Aim:
Go through the data below. List every line that holds the word "relative".

Dataset records:
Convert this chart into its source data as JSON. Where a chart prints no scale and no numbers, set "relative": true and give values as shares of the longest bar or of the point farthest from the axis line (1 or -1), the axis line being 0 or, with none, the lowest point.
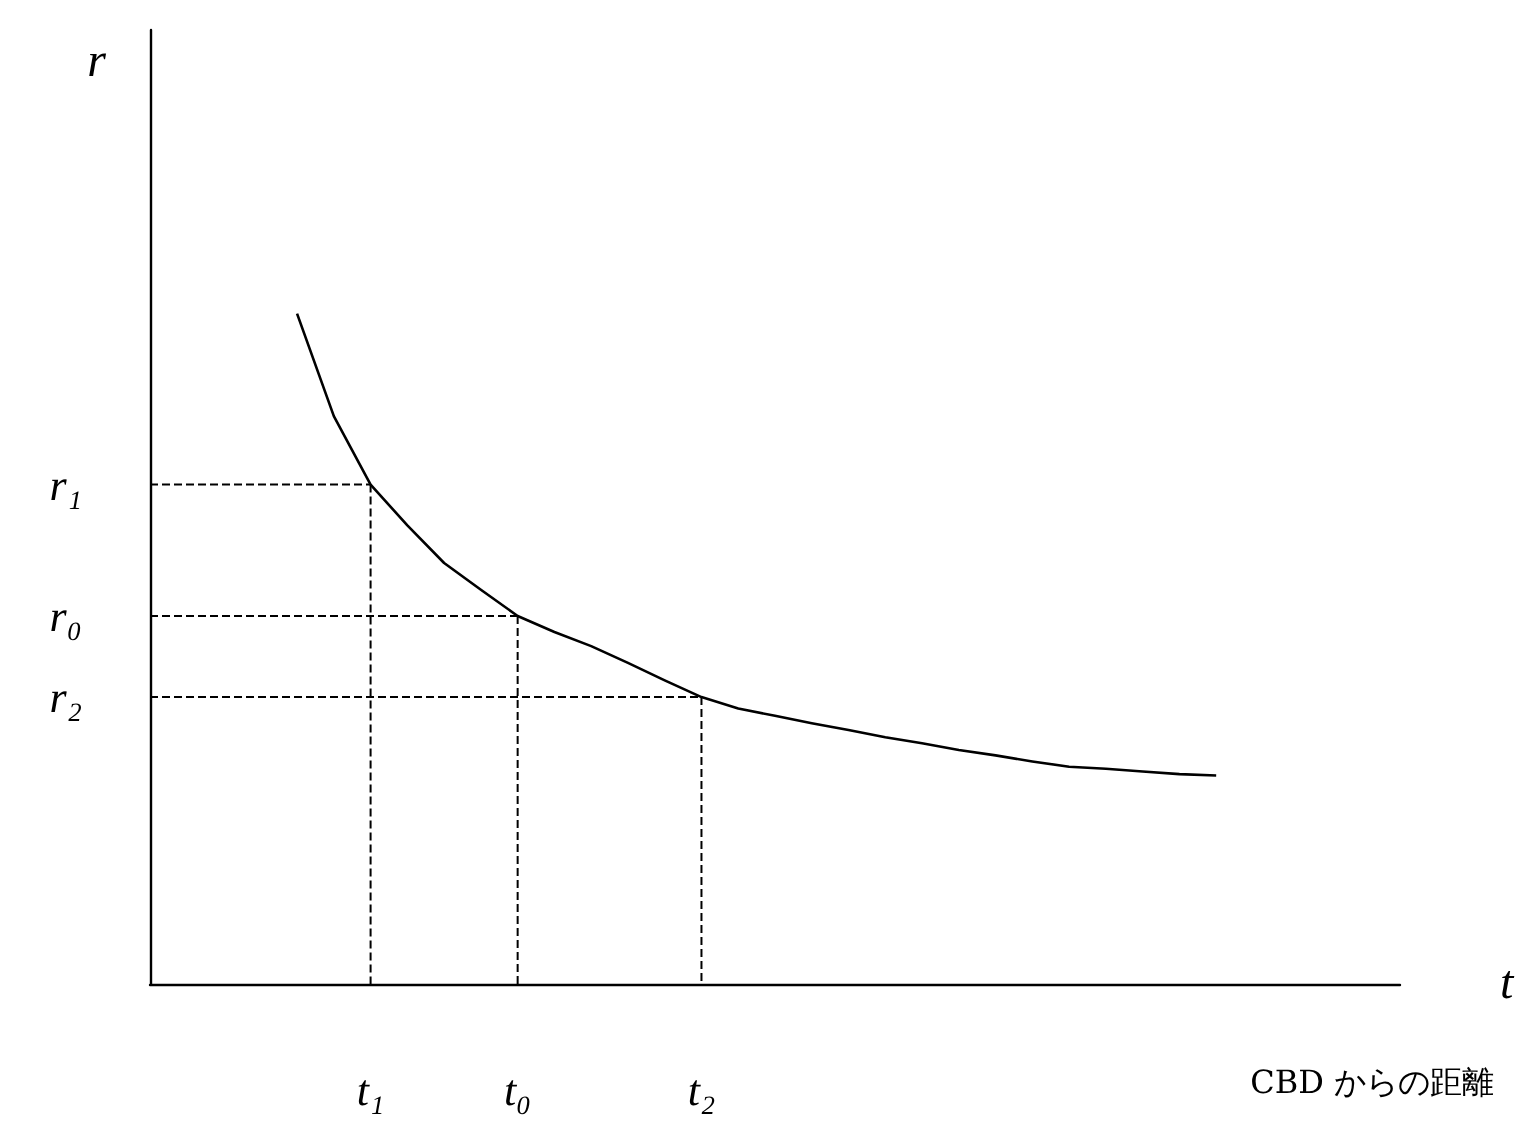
{
  "chart_data": {
    "type": "line",
    "xlabel": "t",
    "ylabel": "r",
    "relative": true,
    "categories": [
      null,
      null,
      null,
      null,
      null,
      null,
      "t₁",
      null,
      null,
      null,
      "t₀",
      null,
      null,
      null,
      null,
      "t₂",
      null,
      null,
      null,
      null,
      null,
      null,
      null,
      null,
      null,
      null,
      null,
      null,
      null,
      null,
      null,
      null,
      null,
      null,
      null
    ],
    "annotations": [
      "CBD からの距離"
    ],
    "grid": false,
    "marker": "none",
    "series": [
      {
        "color": "#000000",
        "line_style": "solid",
        "values": [
          null,
          null,
          null,
          null,
          1,
          0.847,
          0.745,
          0.684,
          0.628,
          0.588,
          0.549,
          0.525,
          0.504,
          0.479,
          0.453,
          0.428,
          0.411,
          0.4,
          0.389,
          0.379,
          0.368,
          0.359,
          0.349,
          0.341,
          0.332,
          0.324,
          0.321,
          0.317,
          0.313,
          0.311,
          null,
          null,
          null,
          null,
          null
        ]
      },
      {
        "name": "r₁",
        "color": "#000000",
        "line_style": "dashed",
        "values": [
          0.745,
          0.745,
          0.745,
          0.745,
          0.745,
          0.745,
          0.745,
          null,
          null,
          null,
          null,
          null,
          null,
          null,
          null,
          null,
          null,
          null,
          null,
          null,
          null,
          null,
          null,
          null,
          null,
          null,
          null,
          null,
          null,
          null,
          null,
          null,
          null,
          null,
          null
        ]
      },
      {
        "color": "#000000",
        "line_style": "dashed",
        "x": [
          "t₁",
          "t₁"
        ],
        "values": [
          0.745,
          0
        ]
      },
      {
        "name": "r₀",
        "color": "#000000",
        "line_style": "dashed",
        "values": [
          0.549,
          0.549,
          0.549,
          0.549,
          0.549,
          0.549,
          0.549,
          0.549,
          0.549,
          0.549,
          0.549,
          null,
          null,
          null,
          null,
          null,
          null,
          null,
          null,
          null,
          null,
          null,
          null,
          null,
          null,
          null,
          null,
          null,
          null,
          null,
          null,
          null,
          null,
          null,
          null
        ]
      },
      {
        "color": "#000000",
        "line_style": "dashed",
        "x": [
          "t₀",
          "t₀"
        ],
        "values": [
          0.549,
          0
        ]
      },
      {
        "name": "r₂",
        "color": "#000000",
        "line_style": "dashed",
        "values": [
          0.428,
          0.428,
          0.428,
          0.428,
          0.428,
          0.428,
          0.428,
          0.428,
          0.428,
          0.428,
          0.428,
          0.428,
          0.428,
          0.428,
          0.428,
          0.428,
          null,
          null,
          null,
          null,
          null,
          null,
          null,
          null,
          null,
          null,
          null,
          null,
          null,
          null,
          null,
          null,
          null,
          null,
          null
        ]
      },
      {
        "color": "#000000",
        "line_style": "dashed",
        "x": [
          "t₂",
          "t₂"
        ],
        "values": [
          0.428,
          0
        ]
      }
    ]
  }
}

Reply:
Convert this chart into its source data as JSON. Where a chart prints no scale and no numbers, set "relative": true and give values as shares of the longest bar or of the point farthest from the axis line (1 or -1), the axis line being 0 or, with none, the lowest point.
    "relative": true,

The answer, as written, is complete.